Restate all the material verbatim, except for the pictures.

......

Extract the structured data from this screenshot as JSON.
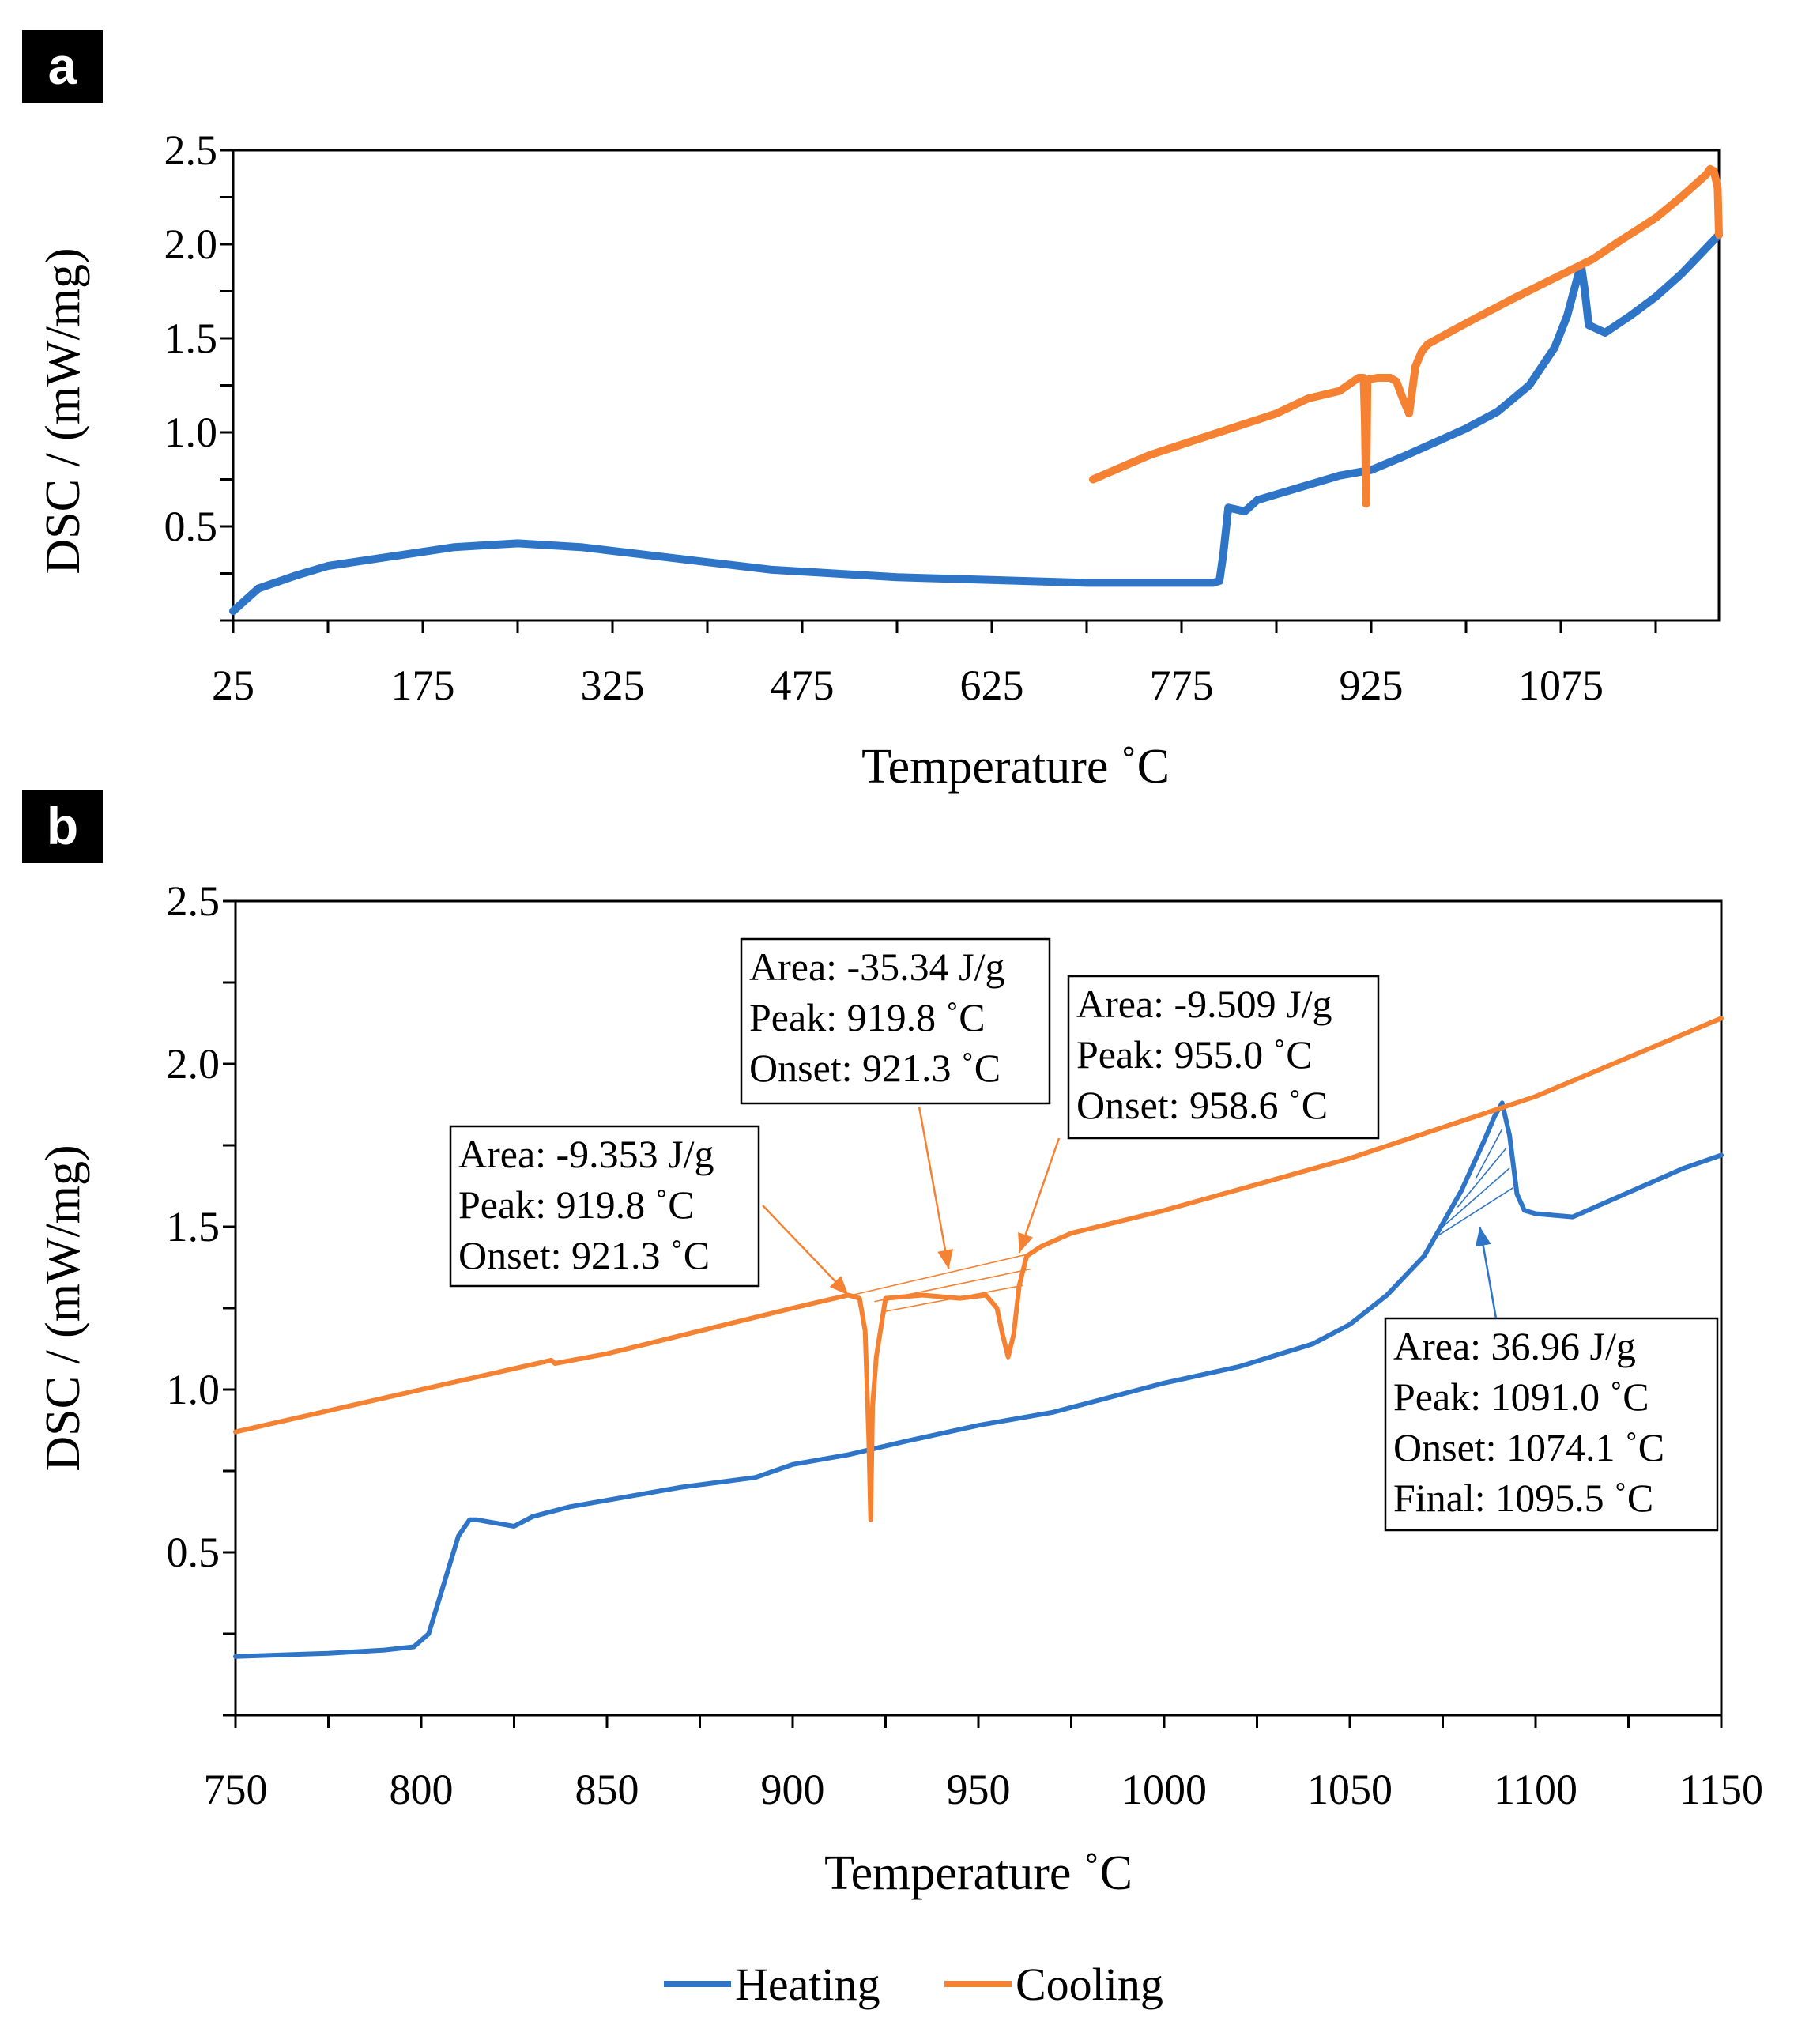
{
  "colors": {
    "heating": "#2e75c8",
    "cooling": "#f58232",
    "axis": "#000000"
  },
  "chart_data": [
    {
      "panel": "a",
      "type": "line",
      "xlabel": "Temperature ˚C",
      "ylabel": "DSC / (mW/mg)",
      "xlim": [
        25,
        1200
      ],
      "ylim": [
        0,
        2.5
      ],
      "xticks": [
        25,
        175,
        325,
        475,
        625,
        775,
        925,
        1075
      ],
      "xtick_labels": [
        "25",
        "175",
        "325",
        "475",
        "625",
        "775",
        "925",
        "1075"
      ],
      "yticks": [
        0.5,
        1.0,
        1.5,
        2.0,
        2.5
      ],
      "ytick_labels": [
        "0.5",
        "1.0",
        "1.5",
        "2.0",
        "2.5"
      ],
      "series": [
        {
          "name": "Heating",
          "color": "#2e75c8",
          "x": [
            25,
            45,
            75,
            100,
            150,
            200,
            250,
            300,
            350,
            400,
            450,
            500,
            550,
            600,
            650,
            700,
            750,
            790,
            800,
            805,
            808,
            812,
            825,
            835,
            850,
            900,
            925,
            950,
            1000,
            1025,
            1050,
            1070,
            1080,
            1088,
            1091,
            1094,
            1097,
            1110,
            1130,
            1150,
            1170,
            1200
          ],
          "y": [
            0.05,
            0.17,
            0.24,
            0.29,
            0.34,
            0.39,
            0.41,
            0.39,
            0.35,
            0.31,
            0.27,
            0.25,
            0.23,
            0.22,
            0.21,
            0.2,
            0.2,
            0.2,
            0.2,
            0.21,
            0.35,
            0.6,
            0.58,
            0.64,
            0.67,
            0.77,
            0.8,
            0.87,
            1.02,
            1.11,
            1.25,
            1.45,
            1.62,
            1.82,
            1.89,
            1.75,
            1.57,
            1.53,
            1.62,
            1.72,
            1.84,
            2.05
          ]
        },
        {
          "name": "Cooling",
          "color": "#f58232",
          "x": [
            1200,
            1199,
            1196,
            1193,
            1190,
            1170,
            1150,
            1120,
            1100,
            1070,
            1040,
            1000,
            970,
            965,
            960,
            955,
            950,
            945,
            940,
            930,
            922,
            921,
            920,
            919,
            917,
            915,
            900,
            875,
            850,
            800,
            750,
            705
          ],
          "y": [
            2.05,
            2.3,
            2.39,
            2.4,
            2.37,
            2.25,
            2.14,
            2.01,
            1.92,
            1.82,
            1.72,
            1.58,
            1.47,
            1.43,
            1.35,
            1.1,
            1.18,
            1.27,
            1.29,
            1.29,
            1.28,
            0.62,
            1.07,
            1.29,
            1.29,
            1.29,
            1.22,
            1.18,
            1.1,
            0.99,
            0.88,
            0.75
          ]
        }
      ]
    },
    {
      "panel": "b",
      "type": "line",
      "xlabel": "Temperature ˚C",
      "ylabel": "DSC / (mW/mg)",
      "xlim": [
        750,
        1150
      ],
      "ylim": [
        0,
        2.5
      ],
      "xticks": [
        750,
        800,
        850,
        900,
        950,
        1000,
        1050,
        1100,
        1150
      ],
      "xtick_labels": [
        "750",
        "800",
        "850",
        "900",
        "950",
        "1000",
        "1050",
        "1100",
        "1150"
      ],
      "yticks": [
        0.5,
        1.0,
        1.5,
        2.0,
        2.5
      ],
      "ytick_labels": [
        "0.5",
        "1.0",
        "1.5",
        "2.0",
        "2.5"
      ],
      "series": [
        {
          "name": "Heating",
          "color": "#2e75c8",
          "x": [
            750,
            775,
            790,
            798,
            802,
            806,
            810,
            813,
            815,
            820,
            825,
            830,
            840,
            850,
            870,
            890,
            900,
            915,
            930,
            950,
            970,
            980,
            990,
            1000,
            1020,
            1040,
            1050,
            1060,
            1070,
            1080,
            1086,
            1089,
            1091,
            1093,
            1095,
            1097,
            1100,
            1110,
            1120,
            1130,
            1140,
            1150
          ],
          "y": [
            0.18,
            0.19,
            0.2,
            0.21,
            0.25,
            0.4,
            0.55,
            0.6,
            0.6,
            0.59,
            0.58,
            0.61,
            0.64,
            0.66,
            0.7,
            0.73,
            0.77,
            0.8,
            0.84,
            0.89,
            0.93,
            0.96,
            0.99,
            1.02,
            1.07,
            1.14,
            1.2,
            1.29,
            1.41,
            1.61,
            1.76,
            1.84,
            1.88,
            1.78,
            1.6,
            1.55,
            1.54,
            1.53,
            1.58,
            1.63,
            1.68,
            1.72
          ]
        },
        {
          "name": "Cooling",
          "color": "#f58232",
          "x": [
            750,
            800,
            835,
            836,
            850,
            900,
            915,
            918,
            919.5,
            920.5,
            921,
            921.5,
            922.5,
            925,
            935,
            945,
            952,
            955,
            956.5,
            958,
            959.5,
            961,
            963,
            967,
            975,
            1000,
            1050,
            1100,
            1150
          ],
          "y": [
            0.87,
            1.0,
            1.09,
            1.08,
            1.11,
            1.25,
            1.29,
            1.28,
            1.18,
            0.85,
            0.6,
            0.95,
            1.1,
            1.28,
            1.29,
            1.28,
            1.29,
            1.25,
            1.17,
            1.1,
            1.17,
            1.32,
            1.41,
            1.44,
            1.48,
            1.55,
            1.71,
            1.9,
            2.14
          ]
        }
      ],
      "annotations": [
        {
          "lines": [
            "Area: -9.353 J/g",
            "Peak: 919.8 ˚C",
            "Onset: 921.3 ˚C"
          ],
          "color": "#f58232",
          "target": [
            915,
            1.29
          ]
        },
        {
          "lines": [
            "Area: -35.34 J/g",
            "Peak: 919.8 ˚C",
            "Onset: 921.3 ˚C"
          ],
          "color": "#f58232",
          "target": [
            942,
            1.37
          ]
        },
        {
          "lines": [
            "Area: -9.509 J/g",
            "Peak: 955.0 ˚C",
            "Onset: 958.6 ˚C"
          ],
          "color": "#f58232",
          "target": [
            961,
            1.42
          ]
        },
        {
          "lines": [
            "Area: 36.96 J/g",
            "Peak: 1091.0 ˚C",
            "Onset: 1074.1 ˚C",
            "Final: 1095.5 ˚C"
          ],
          "color": "#2e75c8",
          "target": [
            1085,
            1.5
          ]
        }
      ]
    }
  ],
  "panel_labels": {
    "a": "a",
    "b": "b"
  },
  "legend": [
    {
      "name": "Heating",
      "color": "#2e75c8"
    },
    {
      "name": "Cooling",
      "color": "#f58232"
    }
  ]
}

......

* [Exercise result]:
Extract the structured data from this screenshot as JSON.
{
  "colors": {
    "heating": "#2e75c8",
    "cooling": "#f58232",
    "axis": "#000000"
  },
  "chart_data": [
    {
      "panel": "a",
      "type": "line",
      "xlabel": "Temperature ˚C",
      "ylabel": "DSC / (mW/mg)",
      "xlim": [
        25,
        1200
      ],
      "ylim": [
        0,
        2.5
      ],
      "xticks": [
        25,
        175,
        325,
        475,
        625,
        775,
        925,
        1075
      ],
      "xtick_labels": [
        "25",
        "175",
        "325",
        "475",
        "625",
        "775",
        "925",
        "1075"
      ],
      "yticks": [
        0.5,
        1.0,
        1.5,
        2.0,
        2.5
      ],
      "ytick_labels": [
        "0.5",
        "1.0",
        "1.5",
        "2.0",
        "2.5"
      ],
      "series": [
        {
          "name": "Heating",
          "color": "#2e75c8",
          "x": [
            25,
            45,
            75,
            100,
            150,
            200,
            250,
            300,
            350,
            400,
            450,
            500,
            550,
            600,
            650,
            700,
            750,
            790,
            800,
            805,
            808,
            812,
            825,
            835,
            850,
            900,
            925,
            950,
            1000,
            1025,
            1050,
            1070,
            1080,
            1088,
            1091,
            1094,
            1097,
            1110,
            1130,
            1150,
            1170,
            1200
          ],
          "y": [
            0.05,
            0.17,
            0.24,
            0.29,
            0.34,
            0.39,
            0.41,
            0.39,
            0.35,
            0.31,
            0.27,
            0.25,
            0.23,
            0.22,
            0.21,
            0.2,
            0.2,
            0.2,
            0.2,
            0.21,
            0.35,
            0.6,
            0.58,
            0.64,
            0.67,
            0.77,
            0.8,
            0.87,
            1.02,
            1.11,
            1.25,
            1.45,
            1.62,
            1.82,
            1.89,
            1.75,
            1.57,
            1.53,
            1.62,
            1.72,
            1.84,
            2.05
          ]
        },
        {
          "name": "Cooling",
          "color": "#f58232",
          "x": [
            1200,
            1199,
            1196,
            1193,
            1190,
            1170,
            1150,
            1120,
            1100,
            1070,
            1040,
            1000,
            970,
            965,
            960,
            955,
            950,
            945,
            940,
            930,
            922,
            921,
            920,
            919,
            917,
            915,
            900,
            875,
            850,
            800,
            750,
            705
          ],
          "y": [
            2.05,
            2.3,
            2.39,
            2.4,
            2.37,
            2.25,
            2.14,
            2.01,
            1.92,
            1.82,
            1.72,
            1.58,
            1.47,
            1.43,
            1.35,
            1.1,
            1.18,
            1.27,
            1.29,
            1.29,
            1.28,
            0.62,
            1.07,
            1.29,
            1.29,
            1.29,
            1.22,
            1.18,
            1.1,
            0.99,
            0.88,
            0.75
          ]
        }
      ]
    },
    {
      "panel": "b",
      "type": "line",
      "xlabel": "Temperature ˚C",
      "ylabel": "DSC / (mW/mg)",
      "xlim": [
        750,
        1150
      ],
      "ylim": [
        0,
        2.5
      ],
      "xticks": [
        750,
        800,
        850,
        900,
        950,
        1000,
        1050,
        1100,
        1150
      ],
      "xtick_labels": [
        "750",
        "800",
        "850",
        "900",
        "950",
        "1000",
        "1050",
        "1100",
        "1150"
      ],
      "yticks": [
        0.5,
        1.0,
        1.5,
        2.0,
        2.5
      ],
      "ytick_labels": [
        "0.5",
        "1.0",
        "1.5",
        "2.0",
        "2.5"
      ],
      "series": [
        {
          "name": "Heating",
          "color": "#2e75c8",
          "x": [
            750,
            775,
            790,
            798,
            802,
            806,
            810,
            813,
            815,
            820,
            825,
            830,
            840,
            850,
            870,
            890,
            900,
            915,
            930,
            950,
            970,
            980,
            990,
            1000,
            1020,
            1040,
            1050,
            1060,
            1070,
            1080,
            1086,
            1089,
            1091,
            1093,
            1095,
            1097,
            1100,
            1110,
            1120,
            1130,
            1140,
            1150
          ],
          "y": [
            0.18,
            0.19,
            0.2,
            0.21,
            0.25,
            0.4,
            0.55,
            0.6,
            0.6,
            0.59,
            0.58,
            0.61,
            0.64,
            0.66,
            0.7,
            0.73,
            0.77,
            0.8,
            0.84,
            0.89,
            0.93,
            0.96,
            0.99,
            1.02,
            1.07,
            1.14,
            1.2,
            1.29,
            1.41,
            1.61,
            1.76,
            1.84,
            1.88,
            1.78,
            1.6,
            1.55,
            1.54,
            1.53,
            1.58,
            1.63,
            1.68,
            1.72
          ]
        },
        {
          "name": "Cooling",
          "color": "#f58232",
          "x": [
            750,
            800,
            835,
            836,
            850,
            900,
            915,
            918,
            919.5,
            920.5,
            921,
            921.5,
            922.5,
            925,
            935,
            945,
            952,
            955,
            956.5,
            958,
            959.5,
            961,
            963,
            967,
            975,
            1000,
            1050,
            1100,
            1150
          ],
          "y": [
            0.87,
            1.0,
            1.09,
            1.08,
            1.11,
            1.25,
            1.29,
            1.28,
            1.18,
            0.85,
            0.6,
            0.95,
            1.1,
            1.28,
            1.29,
            1.28,
            1.29,
            1.25,
            1.17,
            1.1,
            1.17,
            1.32,
            1.41,
            1.44,
            1.48,
            1.55,
            1.71,
            1.9,
            2.14
          ]
        }
      ],
      "annotations": [
        {
          "lines": [
            "Area: -9.353 J/g",
            "Peak: 919.8 ˚C",
            "Onset: 921.3 ˚C"
          ],
          "color": "#f58232",
          "target": [
            915,
            1.29
          ]
        },
        {
          "lines": [
            "Area: -35.34 J/g",
            "Peak: 919.8 ˚C",
            "Onset: 921.3 ˚C"
          ],
          "color": "#f58232",
          "target": [
            942,
            1.37
          ]
        },
        {
          "lines": [
            "Area: -9.509 J/g",
            "Peak: 955.0 ˚C",
            "Onset: 958.6 ˚C"
          ],
          "color": "#f58232",
          "target": [
            961,
            1.42
          ]
        },
        {
          "lines": [
            "Area: 36.96 J/g",
            "Peak: 1091.0 ˚C",
            "Onset: 1074.1 ˚C",
            "Final: 1095.5 ˚C"
          ],
          "color": "#2e75c8",
          "target": [
            1085,
            1.5
          ]
        }
      ]
    }
  ],
  "panel_labels": {
    "a": "a",
    "b": "b"
  },
  "legend": [
    {
      "name": "Heating",
      "color": "#2e75c8"
    },
    {
      "name": "Cooling",
      "color": "#f58232"
    }
  ]
}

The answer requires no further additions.